## Consignes
• a. Dans le texte sur l'aluette, recopiez le passage situé entre « Le dessin des » et « laisser de trace) », bornes comprises, en changeant « marins » en « navigateurs ».
• b. D'après le texte sur l'aluette, quelles sont les enseignes espagnoles ?

## Texte de la page
_ _ _ _ _

Etymologie [modifier]

La forme la plus ancienne du mot « aluette » est « luette », dont l'origine reste incertaine. Le « jeu des luettes » est mentionné deux fois par Rabelais dans son œuvre : une première fois dans Pantagruel [1] (1532) puis dans Gargantua [2] (1534). L'évolution par fausse-coupe de « la luette » aurait ensuite donné « l'aluette » et les explications de type « alouette » ou « sans luette » (l'utilisation des signes rendrait le jeu muet, ce qui est faux) ne tiennent pas.

Cartes [modifier]

Les cartes utilisées sont les quarante-huit cartes aux enseignes espagnoles, héritées des mauresques par les espagnols au quatorzième siècle. Les enseignes espagnoles sont les deniers, les coupes, les bâtons et les épées. Ces cartes sont attestées en France au seizième siècle, époque à laquelle les maître-cartiers français exportent alors vers l'Espagne.

Le dessin des cartes a suivi une longue évolution, pour être fixé au XIXème siècle. Les plus fortes cartes du jeu (les luettes, les doubles et les as) ainsi que quelques faibles cartes présentent des portraits et des symboles caractéristiques, ce qui fait que le jeu de carte est spécifique à la règle de l'aluette et est donc vendu sous ce nom. Toutefois, rien n'interdit de jouer avec un jeu espagnol si les cartes sont suffisamment bien connues des joueurs.

Règles [modifier]

L'origine des règles du jeu d'aluette reste inconnue. Deux hypothèses s'opposent :

  • le jeu vient d'Espagne et a été introduit en France par des marins espagnols dans les ports français de l'ouest (mais curieusement le Sud-Ouest de la france n'aurait pas été touché et le jeu aurait disparu d'Espagne sans laisser de trace)
  • le jeu est né dans l'ouest de la France ; il aurait pris pour support les seules cartes existantes au XVIème siècle et il aurait résisté à la conversion généralisée aux cartes françaises qui a eu lieu au XVIIIème siècle.

_ _ _ _ _

## Données fournies
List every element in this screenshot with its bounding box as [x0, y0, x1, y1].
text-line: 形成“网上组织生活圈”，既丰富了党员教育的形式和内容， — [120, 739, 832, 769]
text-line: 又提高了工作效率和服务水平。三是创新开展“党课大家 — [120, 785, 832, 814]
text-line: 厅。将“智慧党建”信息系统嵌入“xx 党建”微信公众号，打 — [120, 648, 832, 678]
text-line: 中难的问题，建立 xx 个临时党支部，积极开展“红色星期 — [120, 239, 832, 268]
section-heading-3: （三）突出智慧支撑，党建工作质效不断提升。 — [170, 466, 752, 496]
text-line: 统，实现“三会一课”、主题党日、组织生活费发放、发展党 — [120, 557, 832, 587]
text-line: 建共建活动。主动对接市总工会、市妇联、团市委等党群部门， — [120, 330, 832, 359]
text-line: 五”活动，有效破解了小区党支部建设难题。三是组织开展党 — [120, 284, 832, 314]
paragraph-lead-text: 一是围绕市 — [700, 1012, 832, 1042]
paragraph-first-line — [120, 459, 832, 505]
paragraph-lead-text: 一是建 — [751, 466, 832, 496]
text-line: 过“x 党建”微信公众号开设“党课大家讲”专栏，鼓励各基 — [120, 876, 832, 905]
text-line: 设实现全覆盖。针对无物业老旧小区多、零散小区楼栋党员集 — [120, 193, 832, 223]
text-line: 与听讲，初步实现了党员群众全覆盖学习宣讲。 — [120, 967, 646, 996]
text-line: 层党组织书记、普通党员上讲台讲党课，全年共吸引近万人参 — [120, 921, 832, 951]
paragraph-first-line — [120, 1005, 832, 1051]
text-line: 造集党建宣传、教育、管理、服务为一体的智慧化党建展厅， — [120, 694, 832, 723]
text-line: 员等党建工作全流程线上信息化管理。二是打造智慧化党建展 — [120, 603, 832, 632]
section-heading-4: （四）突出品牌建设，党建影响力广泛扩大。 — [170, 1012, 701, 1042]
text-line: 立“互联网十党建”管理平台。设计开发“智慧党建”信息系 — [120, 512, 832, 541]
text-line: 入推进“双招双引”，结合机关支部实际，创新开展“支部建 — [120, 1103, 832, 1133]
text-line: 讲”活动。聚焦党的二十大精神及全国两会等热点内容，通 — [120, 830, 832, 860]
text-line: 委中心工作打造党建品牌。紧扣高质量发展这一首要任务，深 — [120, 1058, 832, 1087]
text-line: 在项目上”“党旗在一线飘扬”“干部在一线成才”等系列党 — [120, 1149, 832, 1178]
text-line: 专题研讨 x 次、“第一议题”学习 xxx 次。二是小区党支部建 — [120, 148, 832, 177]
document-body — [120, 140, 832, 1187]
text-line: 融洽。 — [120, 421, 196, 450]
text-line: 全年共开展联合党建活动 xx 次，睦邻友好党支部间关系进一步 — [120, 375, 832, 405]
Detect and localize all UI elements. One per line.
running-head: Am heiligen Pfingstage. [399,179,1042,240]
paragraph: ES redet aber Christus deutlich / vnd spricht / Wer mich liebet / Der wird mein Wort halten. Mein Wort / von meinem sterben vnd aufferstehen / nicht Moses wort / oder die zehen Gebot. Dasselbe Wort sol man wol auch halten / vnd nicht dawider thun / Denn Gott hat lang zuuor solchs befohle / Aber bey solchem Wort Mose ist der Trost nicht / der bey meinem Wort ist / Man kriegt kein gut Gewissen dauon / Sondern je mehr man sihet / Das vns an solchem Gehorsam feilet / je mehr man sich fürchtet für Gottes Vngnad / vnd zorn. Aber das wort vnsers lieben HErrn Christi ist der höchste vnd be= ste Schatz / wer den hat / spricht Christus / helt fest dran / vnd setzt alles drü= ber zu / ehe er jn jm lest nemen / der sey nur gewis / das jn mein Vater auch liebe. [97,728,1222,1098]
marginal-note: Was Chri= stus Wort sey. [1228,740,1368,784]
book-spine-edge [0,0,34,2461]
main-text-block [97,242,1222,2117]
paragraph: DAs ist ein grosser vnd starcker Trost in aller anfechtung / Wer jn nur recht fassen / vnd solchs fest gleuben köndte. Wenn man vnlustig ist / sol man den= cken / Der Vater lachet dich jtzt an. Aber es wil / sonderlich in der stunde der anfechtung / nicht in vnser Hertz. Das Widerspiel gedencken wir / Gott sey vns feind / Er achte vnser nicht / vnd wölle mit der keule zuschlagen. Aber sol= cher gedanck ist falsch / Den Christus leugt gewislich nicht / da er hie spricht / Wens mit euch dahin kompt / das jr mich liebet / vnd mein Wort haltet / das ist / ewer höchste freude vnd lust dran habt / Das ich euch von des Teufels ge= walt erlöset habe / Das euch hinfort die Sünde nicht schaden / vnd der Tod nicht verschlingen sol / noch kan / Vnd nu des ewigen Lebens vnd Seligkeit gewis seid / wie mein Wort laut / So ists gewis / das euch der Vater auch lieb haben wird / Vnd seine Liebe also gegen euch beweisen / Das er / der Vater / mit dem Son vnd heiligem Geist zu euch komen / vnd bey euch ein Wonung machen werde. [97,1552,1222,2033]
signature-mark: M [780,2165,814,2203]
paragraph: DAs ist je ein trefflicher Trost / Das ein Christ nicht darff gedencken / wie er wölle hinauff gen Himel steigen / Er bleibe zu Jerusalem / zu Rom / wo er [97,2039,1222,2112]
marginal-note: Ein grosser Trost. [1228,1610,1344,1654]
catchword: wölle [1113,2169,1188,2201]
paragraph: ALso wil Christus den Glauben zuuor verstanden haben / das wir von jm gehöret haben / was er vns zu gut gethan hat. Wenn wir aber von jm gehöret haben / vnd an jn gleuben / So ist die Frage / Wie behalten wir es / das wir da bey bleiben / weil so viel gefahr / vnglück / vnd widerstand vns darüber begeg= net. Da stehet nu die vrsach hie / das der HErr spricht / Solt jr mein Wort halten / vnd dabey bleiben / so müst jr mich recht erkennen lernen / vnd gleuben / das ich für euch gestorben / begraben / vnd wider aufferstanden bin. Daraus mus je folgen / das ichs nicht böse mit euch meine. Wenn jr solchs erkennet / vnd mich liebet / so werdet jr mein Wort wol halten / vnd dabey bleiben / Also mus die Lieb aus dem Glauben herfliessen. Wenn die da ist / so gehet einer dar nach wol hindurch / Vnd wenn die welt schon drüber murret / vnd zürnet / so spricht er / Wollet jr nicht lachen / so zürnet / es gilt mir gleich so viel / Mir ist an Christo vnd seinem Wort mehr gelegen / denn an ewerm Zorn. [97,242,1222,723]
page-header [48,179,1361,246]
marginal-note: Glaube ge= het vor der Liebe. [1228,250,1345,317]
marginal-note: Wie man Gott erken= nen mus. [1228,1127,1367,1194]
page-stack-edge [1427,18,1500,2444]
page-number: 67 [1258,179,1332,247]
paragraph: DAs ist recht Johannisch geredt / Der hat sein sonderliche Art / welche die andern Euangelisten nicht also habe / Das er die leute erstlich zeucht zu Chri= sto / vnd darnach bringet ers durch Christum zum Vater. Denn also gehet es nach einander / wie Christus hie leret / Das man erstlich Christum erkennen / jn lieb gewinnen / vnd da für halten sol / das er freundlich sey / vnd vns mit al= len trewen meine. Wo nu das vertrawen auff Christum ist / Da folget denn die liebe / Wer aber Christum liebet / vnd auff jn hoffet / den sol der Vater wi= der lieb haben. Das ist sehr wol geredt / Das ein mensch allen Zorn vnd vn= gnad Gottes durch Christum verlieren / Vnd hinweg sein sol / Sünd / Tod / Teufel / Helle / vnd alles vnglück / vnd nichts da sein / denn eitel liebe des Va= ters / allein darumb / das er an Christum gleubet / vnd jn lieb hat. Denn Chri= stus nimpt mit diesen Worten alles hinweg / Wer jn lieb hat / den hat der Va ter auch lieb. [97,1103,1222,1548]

_ _ _ _ _

## Réponses dans l'ordre
• a.
Le dessin des cartes a suivi une longue évolution, pour être fixé au XIXème siècle. Les plus fortes cartes du jeu (les luettes, les doubles et les as) ainsi que quelques faibles cartes présentent des portraits et des symboles caractéristiques, ce qui fait que le jeu de carte est spécifique à la règle de l'aluette et est donc vendu sous ce nom. Toutefois, rien n'interdit de jouer avec un jeu espagnol si les cartes sont suffisamment bien connues des joueurs.

Règles [modifier]

L'origine des règles du jeu d'aluette reste inconnue. Deux hypothèses s'opposent :

  • le jeu vient d'Espagne et a été introduit en France par des navigateurs espagnols dans les ports français de l'ouest (mais curieusement le Sud-Ouest de la france n'aurait pas été touché et le jeu aurait disparu d'Espagne sans laisser de trace)

• b. Les deniers, les coupes, les bâtons et les épées.